● AIM OF THE TASK
Quote the passage on HIPAA employee sanctions below, word for word, from "HIPAA is all" to "by anyone else.".

● SELECTED EXTRACT
★ ★ ★

A HIPAA compliance checklist is the tool to turn to when imposing sanctions on employees for HIPAA privacy breaches. It may feel like a never-ending and thankless task, but consider the alternatives. It can be tempting to adopt a “no harm, no foul” approach to employee sanctions. But this is not the way the Office for Civil Rights, the government agency that investigates HIPAA breaches, looks at things. To that end, your HIPAA Compliance Checklist must also address employee sanctions.
HIPAA is all about protecting PHI
There are numerous examples of the OCR imposing penalties on organizations for not protecting PHI. And these penalties are imposed even though there was no evidence of anyone receiving or accessing any PHI in cases where a breach occurred.
- The OCR considers encryption of ePHI by malicious software (e.g., ransomware) to be an unauthorized disclosure not permitted under the Privacy Rule. Even in a ransomware attack, an organization could reasonably conclude there is a low probability that the PHI has been compromised. But if it cannot reach that conclusion, it is required to comply with the applicable breach notification provisions. And this is the case even if there is no evidence that the PHI was viewed by anyone else.
- An employee of Cancer Care Group of Indianapolis left unencrypted back-up media in a bag in a car; the car was broken into and the bag stolen. There was no evidence that any information was ever disseminated, but the OCR imposed a penalty of $750,000 on the group.
- In 2014, the OCR imposed a fine of $400,000 on Idaho State University for a breach of unsecured ePHI. This was because the school had left its firewalls disabled for over 10 months! Again, there was no indication PHI was accessed by any unauthorized persons; it was simply not protecting its PHI.
These are just a few examples of settlements, some involving employees failing to follow procedures, or where there were no procedures at all. In these case, penalties were imposed but no information was shown to have been accessed by unauthorized parties.

★ ★ ★

● SUPPLIED RECORDS
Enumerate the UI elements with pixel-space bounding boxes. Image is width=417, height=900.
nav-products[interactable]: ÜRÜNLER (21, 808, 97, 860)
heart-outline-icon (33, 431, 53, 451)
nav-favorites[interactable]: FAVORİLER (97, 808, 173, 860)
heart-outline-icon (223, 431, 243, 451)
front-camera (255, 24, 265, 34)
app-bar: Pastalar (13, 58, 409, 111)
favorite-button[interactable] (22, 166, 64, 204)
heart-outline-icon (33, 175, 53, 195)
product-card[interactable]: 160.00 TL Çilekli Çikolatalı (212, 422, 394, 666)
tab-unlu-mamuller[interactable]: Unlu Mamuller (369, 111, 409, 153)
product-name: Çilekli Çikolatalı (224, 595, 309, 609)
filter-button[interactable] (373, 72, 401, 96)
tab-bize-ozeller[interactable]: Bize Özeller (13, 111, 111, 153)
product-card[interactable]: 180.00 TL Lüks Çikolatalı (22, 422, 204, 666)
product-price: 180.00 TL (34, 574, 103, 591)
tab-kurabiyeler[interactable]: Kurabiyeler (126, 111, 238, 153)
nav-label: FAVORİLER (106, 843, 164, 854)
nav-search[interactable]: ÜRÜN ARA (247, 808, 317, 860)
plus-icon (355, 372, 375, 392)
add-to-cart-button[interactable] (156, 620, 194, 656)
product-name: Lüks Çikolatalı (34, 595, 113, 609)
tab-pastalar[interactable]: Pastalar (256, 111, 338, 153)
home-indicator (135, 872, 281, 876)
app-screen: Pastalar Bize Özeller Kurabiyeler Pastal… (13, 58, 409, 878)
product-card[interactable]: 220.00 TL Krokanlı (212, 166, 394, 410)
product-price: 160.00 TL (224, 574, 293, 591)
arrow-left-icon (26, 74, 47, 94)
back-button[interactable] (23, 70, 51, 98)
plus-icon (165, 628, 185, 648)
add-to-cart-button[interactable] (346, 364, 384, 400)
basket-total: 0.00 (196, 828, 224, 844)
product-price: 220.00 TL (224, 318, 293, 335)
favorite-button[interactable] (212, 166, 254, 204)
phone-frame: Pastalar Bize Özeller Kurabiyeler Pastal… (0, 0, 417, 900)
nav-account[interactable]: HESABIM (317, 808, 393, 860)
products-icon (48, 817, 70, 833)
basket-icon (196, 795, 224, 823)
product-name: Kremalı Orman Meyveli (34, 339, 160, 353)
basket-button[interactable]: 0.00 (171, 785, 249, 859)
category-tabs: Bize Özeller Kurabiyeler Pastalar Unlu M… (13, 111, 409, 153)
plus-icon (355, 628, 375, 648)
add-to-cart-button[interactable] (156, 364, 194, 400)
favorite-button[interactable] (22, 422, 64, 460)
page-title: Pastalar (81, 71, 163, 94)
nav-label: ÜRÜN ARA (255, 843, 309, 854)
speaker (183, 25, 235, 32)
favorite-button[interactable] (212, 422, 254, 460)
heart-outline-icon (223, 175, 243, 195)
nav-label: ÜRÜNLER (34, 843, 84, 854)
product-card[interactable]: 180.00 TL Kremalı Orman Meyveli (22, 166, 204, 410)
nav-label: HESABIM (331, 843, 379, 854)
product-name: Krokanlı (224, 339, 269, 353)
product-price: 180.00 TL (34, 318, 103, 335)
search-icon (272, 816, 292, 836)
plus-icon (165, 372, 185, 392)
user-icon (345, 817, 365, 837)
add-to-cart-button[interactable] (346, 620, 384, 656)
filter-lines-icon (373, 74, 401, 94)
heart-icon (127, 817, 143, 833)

★ ★ ★

● EXPECTED OUTPUT
HIPAA is all about protecting PHI
There are numerous examples of the OCR imposing penalties on organizations for not protecting PHI. And these penalties are imposed even though there was no evidence of anyone receiving or accessing any PHI in cases where a breach occurred.
- The OCR considers encryption of ePHI by malicious software (e.g., ransomware) to be an unauthorized disclosure not permitted under the Privacy Rule. Even in a ransomware attack, an organization could reasonably conclude there is a low probability that the PHI has been compromised. But if it cannot reach that conclusion, it is required to comply with the applicable breach notification provisions. And this is the case even if there is no evidence that the PHI was viewed by anyone else.